### EXERCISE GOAL:
In the entries below, find the lines that contain the word "risk" and copy them.

######

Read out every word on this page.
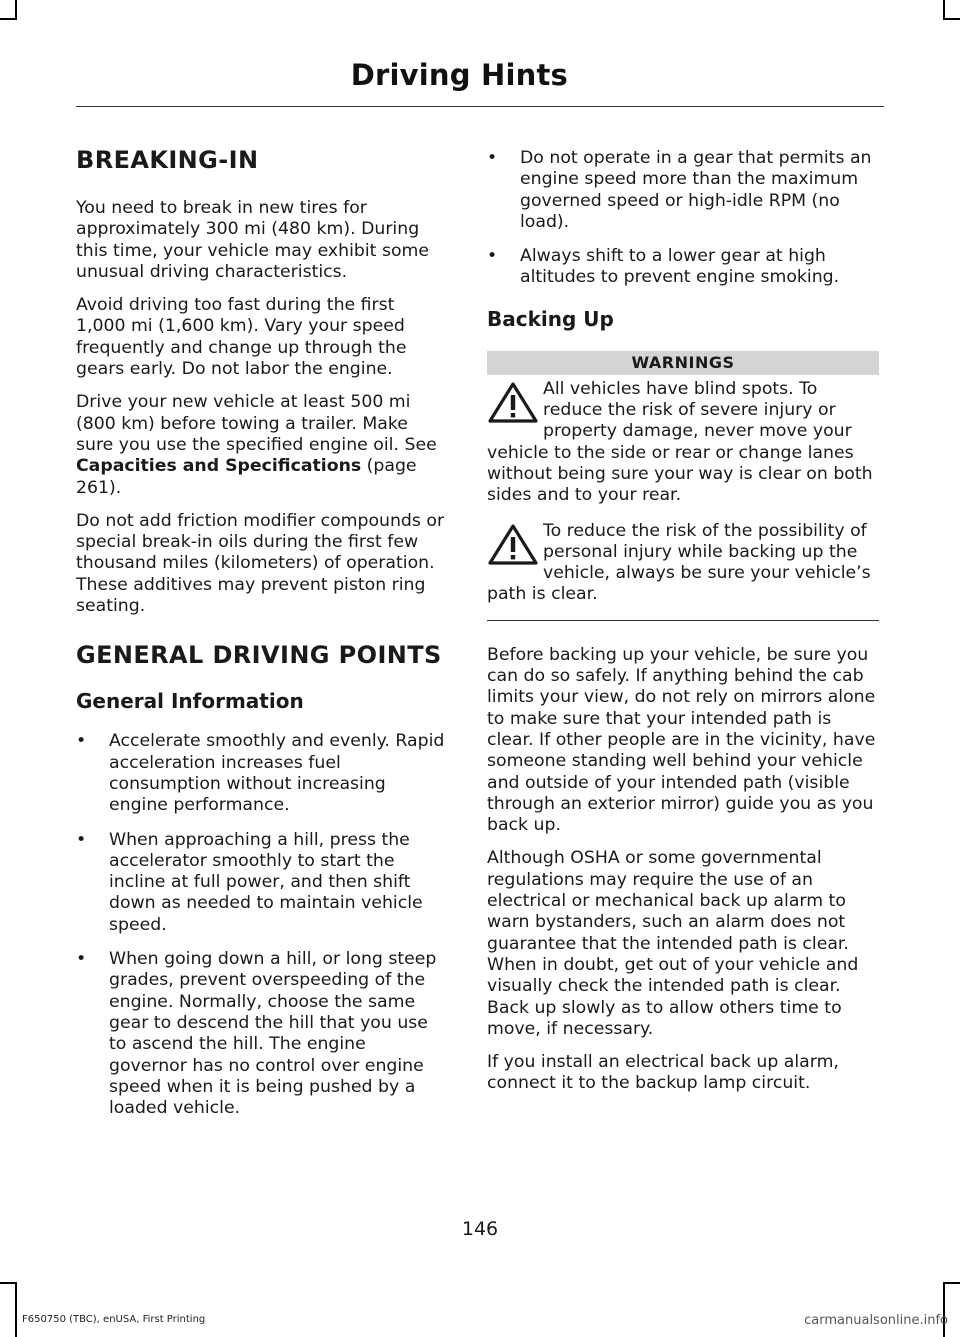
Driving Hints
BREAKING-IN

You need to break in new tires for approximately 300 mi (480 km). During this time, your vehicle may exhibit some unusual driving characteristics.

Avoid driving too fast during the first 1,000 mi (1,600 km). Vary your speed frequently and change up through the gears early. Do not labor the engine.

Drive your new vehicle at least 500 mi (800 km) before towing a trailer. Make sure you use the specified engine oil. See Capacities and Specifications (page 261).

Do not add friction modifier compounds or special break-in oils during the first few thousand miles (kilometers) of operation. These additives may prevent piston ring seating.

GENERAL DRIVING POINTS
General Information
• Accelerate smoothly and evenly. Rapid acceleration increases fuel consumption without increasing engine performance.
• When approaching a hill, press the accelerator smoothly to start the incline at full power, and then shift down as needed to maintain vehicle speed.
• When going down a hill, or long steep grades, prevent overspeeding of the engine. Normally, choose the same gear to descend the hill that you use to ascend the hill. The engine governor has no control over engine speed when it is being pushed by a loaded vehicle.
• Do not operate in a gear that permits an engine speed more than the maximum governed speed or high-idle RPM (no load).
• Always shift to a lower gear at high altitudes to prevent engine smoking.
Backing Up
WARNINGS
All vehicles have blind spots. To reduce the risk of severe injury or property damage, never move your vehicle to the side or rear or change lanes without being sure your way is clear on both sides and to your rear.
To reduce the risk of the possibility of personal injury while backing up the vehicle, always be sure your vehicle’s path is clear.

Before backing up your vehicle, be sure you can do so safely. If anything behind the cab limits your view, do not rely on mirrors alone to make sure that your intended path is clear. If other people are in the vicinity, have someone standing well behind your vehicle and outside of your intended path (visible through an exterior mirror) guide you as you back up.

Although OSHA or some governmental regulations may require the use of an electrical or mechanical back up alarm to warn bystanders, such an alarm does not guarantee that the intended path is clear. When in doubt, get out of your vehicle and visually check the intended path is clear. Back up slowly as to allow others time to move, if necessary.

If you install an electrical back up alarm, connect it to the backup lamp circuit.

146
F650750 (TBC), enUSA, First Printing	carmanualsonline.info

######

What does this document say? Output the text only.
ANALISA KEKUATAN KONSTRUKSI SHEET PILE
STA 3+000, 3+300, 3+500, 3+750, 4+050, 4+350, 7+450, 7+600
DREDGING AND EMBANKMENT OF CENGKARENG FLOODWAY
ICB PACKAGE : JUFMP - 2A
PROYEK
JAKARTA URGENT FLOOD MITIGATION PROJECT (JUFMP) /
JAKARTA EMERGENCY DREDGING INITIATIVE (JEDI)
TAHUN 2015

######

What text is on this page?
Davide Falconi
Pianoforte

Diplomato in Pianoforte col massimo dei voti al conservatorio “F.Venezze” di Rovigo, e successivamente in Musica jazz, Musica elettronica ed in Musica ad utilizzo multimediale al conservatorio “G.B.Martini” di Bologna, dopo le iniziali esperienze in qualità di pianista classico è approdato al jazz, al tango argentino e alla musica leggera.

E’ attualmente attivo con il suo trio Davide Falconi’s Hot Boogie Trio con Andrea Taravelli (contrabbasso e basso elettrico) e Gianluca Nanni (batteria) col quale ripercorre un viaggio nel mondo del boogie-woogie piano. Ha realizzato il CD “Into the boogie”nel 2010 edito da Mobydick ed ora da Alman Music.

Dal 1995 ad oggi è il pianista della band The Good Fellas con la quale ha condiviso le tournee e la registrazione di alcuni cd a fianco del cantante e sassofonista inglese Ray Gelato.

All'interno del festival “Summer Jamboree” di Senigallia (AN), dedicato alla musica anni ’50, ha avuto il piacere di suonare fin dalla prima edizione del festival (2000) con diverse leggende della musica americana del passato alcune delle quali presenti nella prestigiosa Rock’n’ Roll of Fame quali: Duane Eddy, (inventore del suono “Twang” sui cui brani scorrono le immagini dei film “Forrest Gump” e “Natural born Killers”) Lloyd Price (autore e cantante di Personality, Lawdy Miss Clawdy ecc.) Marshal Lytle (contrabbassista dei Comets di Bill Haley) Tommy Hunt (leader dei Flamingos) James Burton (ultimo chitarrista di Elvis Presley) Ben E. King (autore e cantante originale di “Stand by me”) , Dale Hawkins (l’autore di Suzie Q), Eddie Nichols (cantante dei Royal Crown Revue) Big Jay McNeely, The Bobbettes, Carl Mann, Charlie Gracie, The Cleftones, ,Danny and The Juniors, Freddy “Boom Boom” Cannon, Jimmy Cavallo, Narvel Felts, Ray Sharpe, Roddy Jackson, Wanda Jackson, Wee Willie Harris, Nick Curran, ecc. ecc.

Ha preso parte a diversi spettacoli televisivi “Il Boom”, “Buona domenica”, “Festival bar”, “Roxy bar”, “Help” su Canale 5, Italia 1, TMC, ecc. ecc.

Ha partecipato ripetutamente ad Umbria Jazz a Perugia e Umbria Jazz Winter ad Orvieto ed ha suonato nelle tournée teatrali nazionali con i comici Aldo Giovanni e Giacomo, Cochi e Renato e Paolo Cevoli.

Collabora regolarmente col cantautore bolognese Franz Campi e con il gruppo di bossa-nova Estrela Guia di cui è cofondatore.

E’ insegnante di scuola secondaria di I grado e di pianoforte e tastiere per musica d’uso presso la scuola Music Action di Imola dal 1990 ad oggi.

######

### SOLUTION:
All vehicles have blind spots. To reduce the risk of severe injury or property damage, never move your vehicle to the side or rear or change lanes without being sure your way is clear on both sides and to your rear.
To reduce the risk of the possibility of personal injury while backing up the vehicle, always be sure your vehicle’s path is clear.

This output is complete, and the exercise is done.